## Выбранный текст
МОТИВ КАК ЕДИНИЦА СЮЖЕТА : ОБЩЕЕ И РАЗЛИЧНОЕ В СКАЗКАХ БАШКИР И СИБИРСКИХ ТЮРКОВ
Г.Р. Хусайнова
Ключевые слова: фольклор, сказки, указатель, сюжеты, мотивы.
Keywords: folklore, the tales, the index, plots, motifs.
Сравнительно-сопоставительное исследование сказочного наследия разных народов всегда была актуальной проблемой. Это позволяет выявить как близкие параллели, так и отличительные моменты в однотипных сказках, которые сказковедами определяется по международным указателям сказочных сюжетов А. Андреева [Андреев, 1929] и
А. Аарне-Томпсона [The Types, 1961].
Целью своей статьи мы также определили текстологический анализ волшебных сказок башкир и ряда сибирских тюрков для выявления общих и отличительных моментов.
Для сравнительного изучения мы остановились в основном на волшебных сказках башкир, алтайцев, тувинцев и якутов (к сожалению, тексты волшебных сказок хакасов на русском языке оказались труднодоступными). В качестве сопоставительного примера мы привлекли алтайскую сказку «Боролдой-Мерген» [Алтайские сказки, 1937], в которой наше внимание, прежде всего, привлекла общетюркская лексика, в том числе и слово «мерген». Данное слово активно фигурирует даже в названиях башкирских сказок, например, «Кильтяй -Мэргэн и его сестра» [Башкирское народное творчество, 1988, с. 367374], «Булансы-Мэргэн» [Башкирское народное творчество, 1989, с. 199-202] и др. Конечно же, содержания башкирских и алтайских сказок из-за отдаленности регионов могут быть несовпадающими, но при изучении мотивов в двух национальных текстах оказалось, что почти каждый мотив имеет параллель в башкирских сказках. Говоря о мотиве, мы имеем в виду мотив, как образную повествовательную формулу, закрепленную в традиции [Силантьев, 1999], и на инвариантном уровне, согласно которому: «мотив - это стереотип, схематическое обобщение ситуации, коллизии, события, поступка, характеристики» [Путилов, 1991, с. 83]. Так, в алтайской сказке привлекает внимание мотив бегства сестер от кровожадной Алмыс (Дьелбеген), при этом, согласно содержанию сказки, чудесными помощниками выступают обычные предметы из быта: отцовский брусок превращается в непро-
лазно-густую глухую тайгу [Алтайские сказки, 1937, с. 51], ножницы -в стальную гору высотой до неба [Алтайские сказки, 1937, с. 52], гребень - в бор, да такой, «что змея проползла бы с трудом» [Алтайские сказки, 1937, с. 55], а в башкирской сказке «Убыр-эби» [Алтайские сказки, 1937, с. 92] при бегстве сестры берут гребешок, зеркало и точило, бросив их, они на время создают препятствия противнику и убегают дальше. Сравним, во что превращаются волшебные предметы героинь башкирской сказки: гребень - в дремучий лес, точило - в огромную гору, упиравшуюся вершиной в небо (как и в алтайской сказке), зеркало - в большое озеро, в котором убыр-эби утонула [Башкирское народное творчество, 1989, с. 94]. Как видно из примеров, героини сказок обоих народов берут в дорогу почти одинаковые предметы (отличаются: ножницы - в алтайской, зеркала - в башкирской сказках), при этом созданные противнику препятствия тоже похожи - гора, лес.

## Над чем поработать
- 1) Ответьте на вопросы по статье о сказках башкир и сибирских тюрков. Каждый ответ пишите с новой строки под той же буквой.
(a) Сказки каких народов, кроме башкирских, в основном взяты для сравнения?
(b) Во что превращается зеркало в башкирской сказке «Убыр-эби»?
(c) Каким предметом отличаются наборы вещей у героинь алтайской и башкирской сказок?
- 2) Продолжите статью о сказках башкир и сибирских тюрков: напишите то, что идёт следом за её последним предложением.

## Извлечённые записи
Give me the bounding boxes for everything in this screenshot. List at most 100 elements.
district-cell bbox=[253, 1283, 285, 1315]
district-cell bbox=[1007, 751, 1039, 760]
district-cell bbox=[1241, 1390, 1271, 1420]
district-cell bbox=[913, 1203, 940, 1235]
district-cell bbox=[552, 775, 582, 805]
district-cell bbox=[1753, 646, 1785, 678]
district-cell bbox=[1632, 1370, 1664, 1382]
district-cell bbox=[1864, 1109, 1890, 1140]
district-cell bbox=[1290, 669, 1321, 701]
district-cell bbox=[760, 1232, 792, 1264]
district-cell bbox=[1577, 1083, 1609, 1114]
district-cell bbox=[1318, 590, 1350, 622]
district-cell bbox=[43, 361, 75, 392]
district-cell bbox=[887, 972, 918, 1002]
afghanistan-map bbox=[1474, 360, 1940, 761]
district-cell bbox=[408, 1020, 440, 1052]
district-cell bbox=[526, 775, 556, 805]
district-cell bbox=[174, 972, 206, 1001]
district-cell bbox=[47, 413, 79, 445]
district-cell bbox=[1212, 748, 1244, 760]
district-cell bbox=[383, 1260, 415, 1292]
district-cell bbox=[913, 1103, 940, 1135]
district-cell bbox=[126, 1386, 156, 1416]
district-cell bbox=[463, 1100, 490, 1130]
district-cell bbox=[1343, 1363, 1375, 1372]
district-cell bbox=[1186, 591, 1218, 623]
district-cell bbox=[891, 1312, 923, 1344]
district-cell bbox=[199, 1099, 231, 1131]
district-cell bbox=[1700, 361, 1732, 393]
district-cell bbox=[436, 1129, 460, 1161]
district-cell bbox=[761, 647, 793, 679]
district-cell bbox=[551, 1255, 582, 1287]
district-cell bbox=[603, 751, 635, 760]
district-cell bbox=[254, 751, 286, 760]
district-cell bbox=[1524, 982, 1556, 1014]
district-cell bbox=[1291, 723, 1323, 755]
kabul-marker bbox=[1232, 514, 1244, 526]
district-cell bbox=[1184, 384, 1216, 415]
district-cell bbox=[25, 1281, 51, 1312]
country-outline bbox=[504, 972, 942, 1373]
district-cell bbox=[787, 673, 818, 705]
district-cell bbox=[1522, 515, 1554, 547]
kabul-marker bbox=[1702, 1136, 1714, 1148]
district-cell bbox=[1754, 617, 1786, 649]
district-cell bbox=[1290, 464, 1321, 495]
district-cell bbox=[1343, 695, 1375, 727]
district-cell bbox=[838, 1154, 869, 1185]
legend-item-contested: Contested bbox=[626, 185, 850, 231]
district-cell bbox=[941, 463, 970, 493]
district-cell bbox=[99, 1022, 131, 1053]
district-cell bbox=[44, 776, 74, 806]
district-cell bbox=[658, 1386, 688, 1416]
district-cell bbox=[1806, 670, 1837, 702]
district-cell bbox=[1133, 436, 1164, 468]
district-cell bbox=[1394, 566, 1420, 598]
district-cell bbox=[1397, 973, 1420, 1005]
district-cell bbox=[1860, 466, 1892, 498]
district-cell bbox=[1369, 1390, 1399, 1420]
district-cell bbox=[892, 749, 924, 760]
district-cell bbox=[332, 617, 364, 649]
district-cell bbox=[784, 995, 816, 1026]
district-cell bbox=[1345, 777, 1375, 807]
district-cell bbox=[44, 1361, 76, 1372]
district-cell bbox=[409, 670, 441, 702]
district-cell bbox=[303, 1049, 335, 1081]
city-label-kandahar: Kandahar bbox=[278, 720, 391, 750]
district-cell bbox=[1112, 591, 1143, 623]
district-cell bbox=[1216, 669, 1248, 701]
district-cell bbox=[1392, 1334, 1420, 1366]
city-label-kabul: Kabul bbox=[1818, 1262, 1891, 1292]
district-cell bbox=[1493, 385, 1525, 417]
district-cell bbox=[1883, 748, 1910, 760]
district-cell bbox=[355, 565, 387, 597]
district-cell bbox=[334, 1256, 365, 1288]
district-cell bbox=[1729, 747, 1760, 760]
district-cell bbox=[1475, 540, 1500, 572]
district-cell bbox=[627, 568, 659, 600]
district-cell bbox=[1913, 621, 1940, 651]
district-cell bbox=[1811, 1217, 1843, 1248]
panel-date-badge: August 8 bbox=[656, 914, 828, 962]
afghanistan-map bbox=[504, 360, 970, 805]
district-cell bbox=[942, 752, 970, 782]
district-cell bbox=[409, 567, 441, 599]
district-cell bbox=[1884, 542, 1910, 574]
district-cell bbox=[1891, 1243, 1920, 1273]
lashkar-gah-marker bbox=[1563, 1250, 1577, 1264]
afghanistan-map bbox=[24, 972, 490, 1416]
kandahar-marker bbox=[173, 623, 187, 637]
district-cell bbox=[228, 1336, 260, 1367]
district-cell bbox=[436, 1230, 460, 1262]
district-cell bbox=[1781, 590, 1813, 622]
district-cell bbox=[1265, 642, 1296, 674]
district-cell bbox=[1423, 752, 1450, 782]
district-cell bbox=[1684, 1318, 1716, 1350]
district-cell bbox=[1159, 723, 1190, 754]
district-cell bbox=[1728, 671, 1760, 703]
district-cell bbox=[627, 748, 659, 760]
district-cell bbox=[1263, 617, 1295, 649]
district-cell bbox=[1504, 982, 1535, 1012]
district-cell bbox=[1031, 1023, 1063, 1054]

## Ответы к заданиям
- 1)
(a) Сказки алтайцев, тувинцев и якутов.
(b) В большое озеро, в котором утонула убыр-эби.
(c) В алтайской сказке у героинь есть ножницы, а в башкирской — зеркало.

- 2)
Далее идет мотив спасения девушек от Алмыс (Дьелбеген) с помощью рыжей лисы. Похожий мотив мы имеем в башкирской сказке «Шагали» [Башкирское народное творчество, 1989, с. 100], где герою на помощь тоже приходит лиса, предлагает свою «помощь» Убыр-эби, бросает топор в воду, но не залепляет глаза противнику, а залепляет место рубки дерева, тем самым тянет время, которое необходимо сказочному герою. В алтайской сказке убежавшие героини оказываются у моря, и лиса также помогает им переправляться на другой берег, а Ал-мыс (Дьелбеген) тонет в море, то есть в сказках обоих народов антагонисты героев находят свою смерть в большой воде (вода, по мировоззрению тюрков, выступает границей между мирами).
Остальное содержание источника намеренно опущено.